## CONSIGNE 1
Résumez l'entretien ci-dessous en deux phrases.

## TEXTE CHOISI

________

Présente à Alger lors de la tenue de la troisième édition du Festival de la création féminine, Sadiya Guéye, cet ancien top model, revient sur les débuts de sa carrière, sur ses ambitions et sur sa vision de l'évolution de la mode au Sénégal.
-Vous êtes arrivée par un pur hasard dans l'univers de la mode...
Tout à fait. J'ai basculé dans l'univers de la mode par un pur hasard. Je suis une scientifique, une informaticienne en l'occurrence. J'ai décroché mon bac C avec mention bien en France. Je suis détentrice d'un diplôme d'analyste programmateur. A l'époque, le Sénégal vivait au rythme des grèves. J'ai évolué dans une famille qui accordait beaucoup d'importance aux études. Mes frères et s'urs sont tous détenteurs de diplômes universitaires. Mon histoire se décline, en fait, sous la forme d'un conte de fée. En faisant mes études en France, quand je passais dans la rue, les gens me demandaient souvent si j'étais mannequin. Un jour, une copine m'a prise en photo et a envoyé le cliché à un grand magazine africain qui a lancé, à cette époque-là, un concours de beauté. Quelques jours plus tard, cette même amie me tend le magazine. Tout en le feuilletant, je tombe sur ma photo.

________

Entrées de données collectées

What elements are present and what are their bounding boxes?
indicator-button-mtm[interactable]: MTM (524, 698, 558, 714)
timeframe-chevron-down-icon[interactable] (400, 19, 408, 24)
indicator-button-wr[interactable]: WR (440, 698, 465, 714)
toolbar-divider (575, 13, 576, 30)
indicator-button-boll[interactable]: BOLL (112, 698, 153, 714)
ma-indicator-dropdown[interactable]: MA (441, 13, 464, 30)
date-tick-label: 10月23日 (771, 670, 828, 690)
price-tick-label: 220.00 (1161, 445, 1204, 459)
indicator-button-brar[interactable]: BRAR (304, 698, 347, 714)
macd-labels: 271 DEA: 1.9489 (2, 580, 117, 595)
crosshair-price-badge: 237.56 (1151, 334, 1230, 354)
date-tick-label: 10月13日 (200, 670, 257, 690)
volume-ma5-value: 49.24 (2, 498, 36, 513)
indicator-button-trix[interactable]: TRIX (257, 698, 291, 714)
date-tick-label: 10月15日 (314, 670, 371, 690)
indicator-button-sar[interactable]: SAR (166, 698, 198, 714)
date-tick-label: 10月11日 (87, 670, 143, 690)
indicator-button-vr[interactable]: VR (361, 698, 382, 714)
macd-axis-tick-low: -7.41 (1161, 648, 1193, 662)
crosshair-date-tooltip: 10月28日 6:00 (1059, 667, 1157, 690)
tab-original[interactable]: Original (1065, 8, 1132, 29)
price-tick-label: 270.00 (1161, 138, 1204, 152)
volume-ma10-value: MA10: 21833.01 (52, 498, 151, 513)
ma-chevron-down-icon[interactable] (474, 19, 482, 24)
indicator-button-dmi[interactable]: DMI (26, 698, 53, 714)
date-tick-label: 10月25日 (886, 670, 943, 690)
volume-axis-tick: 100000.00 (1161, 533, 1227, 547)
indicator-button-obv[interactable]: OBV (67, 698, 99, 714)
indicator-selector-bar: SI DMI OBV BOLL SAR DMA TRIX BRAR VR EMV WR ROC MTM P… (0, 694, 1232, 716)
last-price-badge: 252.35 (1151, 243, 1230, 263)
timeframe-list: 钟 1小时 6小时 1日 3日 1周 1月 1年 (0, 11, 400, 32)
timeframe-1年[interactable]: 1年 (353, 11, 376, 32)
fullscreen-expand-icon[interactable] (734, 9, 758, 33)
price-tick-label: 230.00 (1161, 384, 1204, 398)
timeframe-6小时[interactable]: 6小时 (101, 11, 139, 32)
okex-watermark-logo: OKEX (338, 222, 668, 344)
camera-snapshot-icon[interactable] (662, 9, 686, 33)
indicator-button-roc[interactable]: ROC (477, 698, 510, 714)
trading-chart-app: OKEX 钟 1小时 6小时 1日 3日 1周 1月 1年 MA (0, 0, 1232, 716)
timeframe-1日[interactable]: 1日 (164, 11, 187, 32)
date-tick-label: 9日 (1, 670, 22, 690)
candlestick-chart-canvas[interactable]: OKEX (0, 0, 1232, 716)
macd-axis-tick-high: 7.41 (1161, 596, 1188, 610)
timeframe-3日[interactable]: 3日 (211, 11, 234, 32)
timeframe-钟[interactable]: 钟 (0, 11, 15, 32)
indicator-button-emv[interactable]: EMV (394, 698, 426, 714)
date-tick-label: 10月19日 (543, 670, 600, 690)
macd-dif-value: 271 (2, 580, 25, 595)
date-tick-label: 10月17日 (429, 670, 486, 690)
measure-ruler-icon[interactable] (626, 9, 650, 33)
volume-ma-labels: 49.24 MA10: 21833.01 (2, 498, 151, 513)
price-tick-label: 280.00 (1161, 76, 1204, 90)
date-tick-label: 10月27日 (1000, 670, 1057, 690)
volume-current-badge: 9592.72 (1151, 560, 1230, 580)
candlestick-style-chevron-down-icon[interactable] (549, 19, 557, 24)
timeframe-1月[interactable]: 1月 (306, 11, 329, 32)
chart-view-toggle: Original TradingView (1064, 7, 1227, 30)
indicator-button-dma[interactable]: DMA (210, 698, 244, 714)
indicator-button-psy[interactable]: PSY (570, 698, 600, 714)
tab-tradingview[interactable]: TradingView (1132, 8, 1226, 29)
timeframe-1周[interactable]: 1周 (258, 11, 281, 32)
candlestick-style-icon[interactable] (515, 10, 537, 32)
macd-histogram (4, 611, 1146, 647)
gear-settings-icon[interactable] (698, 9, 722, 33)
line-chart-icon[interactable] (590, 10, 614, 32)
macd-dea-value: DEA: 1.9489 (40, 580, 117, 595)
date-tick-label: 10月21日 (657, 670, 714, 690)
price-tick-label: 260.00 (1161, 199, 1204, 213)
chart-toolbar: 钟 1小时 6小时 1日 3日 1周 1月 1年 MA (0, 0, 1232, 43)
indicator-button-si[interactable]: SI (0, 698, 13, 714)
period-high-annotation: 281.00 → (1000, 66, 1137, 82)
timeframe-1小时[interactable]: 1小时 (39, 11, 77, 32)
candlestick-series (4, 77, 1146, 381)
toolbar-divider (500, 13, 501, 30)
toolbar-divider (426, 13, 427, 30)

________

## CONSIGNE 2
Convertissez en tableau Markdown à deux colonnes, Num et Contenu, les lignes de la liste ci-dessus, en commençant à la première et en vous arrêtant après celle qui contient "okex-watermark-logo: OKEX (338, 222, 668, 344)". Omettez les lignes vides.

## RÉPONSE 1
Sadiya Guéye, ancien top model présente à Alger pour la troisième édition du Festival de la création féminine, revient sur les débuts de sa carrière, ses ambitions et sa vision de l'évolution de la mode au Sénégal. Informaticienne de formation, titulaire d'un bac C et d'un diplôme d'analyste programmateur, elle explique être arrivée dans la mode par pur hasard, après qu'une amie a envoyé sa photo à un grand magazine africain qui organisait un concours de beauté.

## RÉPONSE 2
| Num | Contenu |
|---|---|
| 1 | What elements are present and what are their bounding boxes? |
| 2 | indicator-button-mtm[interactable]: MTM (524, 698, 558, 714) |
| 3 | timeframe-chevron-down-icon[interactable] (400, 19, 408, 24) |
| 4 | indicator-button-wr[interactable]: WR (440, 698, 465, 714) |
| 5 | toolbar-divider (575, 13, 576, 30) |
| 6 | indicator-button-boll[interactable]: BOLL (112, 698, 153, 714) |
| 7 | ma-indicator-dropdown[interactable]: MA (441, 13, 464, 30) |
| 8 | date-tick-label: 10月23日 (771, 670, 828, 690) |
| 9 | price-tick-label: 220.00 (1161, 445, 1204, 459) |
| 10 | indicator-button-brar[interactable]: BRAR (304, 698, 347, 714) |
| 11 | macd-labels: 271 DEA: 1.9489 (2, 580, 117, 595) |
| 12 | crosshair-price-badge: 237.56 (1151, 334, 1230, 354) |
| 13 | date-tick-label: 10月13日 (200, 670, 257, 690) |
| 14 | volume-ma5-value: 49.24 (2, 498, 36, 513) |
| 15 | indicator-button-trix[interactable]: TRIX (257, 698, 291, 714) |
| 16 | date-tick-label: 10月15日 (314, 670, 371, 690) |
| 17 | indicator-button-sar[interactable]: SAR (166, 698, 198, 714) |
| 18 | date-tick-label: 10月11日 (87, 670, 143, 690) |
| 19 | indicator-button-vr[interactable]: VR (361, 698, 382, 714) |
| 20 | macd-axis-tick-low: -7.41 (1161, 648, 1193, 662) |
| 21 | crosshair-date-tooltip: 10月28日 6:00 (1059, 667, 1157, 690) |
| 22 | tab-original[interactable]: Original (1065, 8, 1132, 29) |
| 23 | price-tick-label: 270.00 (1161, 138, 1204, 152) |
| 24 | volume-ma10-value: MA10: 21833.01 (52, 498, 151, 513) |
| 25 | ma-chevron-down-icon[interactable] (474, 19, 482, 24) |
| 26 | indicator-button-dmi[interactable]: DMI (26, 698, 53, 714) |
| 27 | date-tick-label: 10月25日 (886, 670, 943, 690) |
| 28 | volume-axis-tick: 100000.00 (1161, 533, 1227, 547) |
| 29 | indicator-button-obv[interactable]: OBV (67, 698, 99, 714) |
| 30 | indicator-selector-bar: SI DMI OBV BOLL SAR DMA TRIX BRAR VR EMV WR ROC MTM P… (0, 694, 1232, 716) |
| 31 | last-price-badge: 252.35 (1151, 243, 1230, 263) |
| 32 | timeframe-list: 钟 1小时 6小时 1日 3日 1周 1月 1年 (0, 11, 400, 32) |
| 33 | timeframe-1年[interactable]: 1年 (353, 11, 376, 32) |
| 34 | fullscreen-expand-icon[interactable] (734, 9, 758, 33) |
| 35 | price-tick-label: 230.00 (1161, 384, 1204, 398) |
| 36 | timeframe-6小时[interactable]: 6小时 (101, 11, 139, 32) |
| 37 | okex-watermark-logo: OKEX (338, 222, 668, 344) |